Extract all records. Keep each one exact.
....
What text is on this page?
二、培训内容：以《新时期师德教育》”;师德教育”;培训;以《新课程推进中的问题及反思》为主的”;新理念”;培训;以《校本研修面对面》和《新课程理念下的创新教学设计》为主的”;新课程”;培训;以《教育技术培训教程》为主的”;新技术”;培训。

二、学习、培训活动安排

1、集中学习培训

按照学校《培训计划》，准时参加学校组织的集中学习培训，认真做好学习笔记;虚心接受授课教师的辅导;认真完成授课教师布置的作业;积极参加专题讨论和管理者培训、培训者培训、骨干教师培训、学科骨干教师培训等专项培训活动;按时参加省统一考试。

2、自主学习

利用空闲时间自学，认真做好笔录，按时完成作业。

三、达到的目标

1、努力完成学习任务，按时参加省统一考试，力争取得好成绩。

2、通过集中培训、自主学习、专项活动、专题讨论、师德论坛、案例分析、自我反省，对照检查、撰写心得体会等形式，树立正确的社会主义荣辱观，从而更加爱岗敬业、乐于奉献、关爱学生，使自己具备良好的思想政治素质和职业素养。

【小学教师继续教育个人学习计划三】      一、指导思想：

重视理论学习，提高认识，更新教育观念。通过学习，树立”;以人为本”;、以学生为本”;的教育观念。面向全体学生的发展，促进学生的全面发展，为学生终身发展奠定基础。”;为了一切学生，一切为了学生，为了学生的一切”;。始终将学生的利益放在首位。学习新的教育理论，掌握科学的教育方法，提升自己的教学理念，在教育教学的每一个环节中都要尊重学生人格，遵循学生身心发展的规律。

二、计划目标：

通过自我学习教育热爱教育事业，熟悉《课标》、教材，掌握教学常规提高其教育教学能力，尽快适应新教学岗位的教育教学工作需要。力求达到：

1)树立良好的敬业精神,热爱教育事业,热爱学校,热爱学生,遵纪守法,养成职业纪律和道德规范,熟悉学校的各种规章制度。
....
_RESPONSE BELOW_
What text is on this page?
二、培训内容：以《新时期师德教育》”;师德教育”;培训;以《新课程推进中的问题及反思》为主的”;新理念”;培训;以《校本研修面对面》和《新课程理念下的创新教学设计》为主的”;新课程”;培训;以《教育技术培训教程》为主的”;新技术”;培训。

二、学习、培训活动安排

1、集中学习培训

按照学校《培训计划》，准时参加学校组织的集中学习培训，认真做好学习笔记;虚心接受授课教师的辅导;认真完成授课教师布置的作业;积极参加专题讨论和管理者培训、培训者培训、骨干教师培训、学科骨干教师培训等专项培训活动;按时参加省统一考试。

2、自主学习

利用空闲时间自学，认真做好笔录，按时完成作业。

三、达到的目标

1、努力完成学习任务，按时参加省统一考试，力争取得好成绩。

2、通过集中培训、自主学习、专项活动、专题讨论、师德论坛、案例分析、自我反省，对照检查、撰写心得体会等形式，树立正确的社会主义荣辱观，从而更加爱岗敬业、乐于奉献、关爱学生，使自己具备良好的思想政治素质和职业素养。

【小学教师继续教育个人学习计划三】      一、指导思想：

重视理论学习，提高认识，更新教育观念。通过学习，树立”;以人为本”;、以学生为本”;的教育观念。面向全体学生的发展，促进学生的全面发展，为学生终身发展奠定基础。”;为了一切学生，一切为了学生，为了学生的一切”;。始终将学生的利益放在首位。学习新的教育理论，掌握科学的教育方法，提升自己的教学理念，在教育教学的每一个环节中都要尊重学生人格，遵循学生身心发展的规律。

二、计划目标：

通过自我学习教育热爱教育事业，熟悉《课标》、教材，掌握教学常规提高其教育教学能力，尽快适应新教学岗位的教育教学工作需要。力求达到：

1)树立良好的敬业精神,热爱教育事业,热爱学校,热爱学生,遵纪守法,养成职业纪律和道德规范,熟悉学校的各种规章制度。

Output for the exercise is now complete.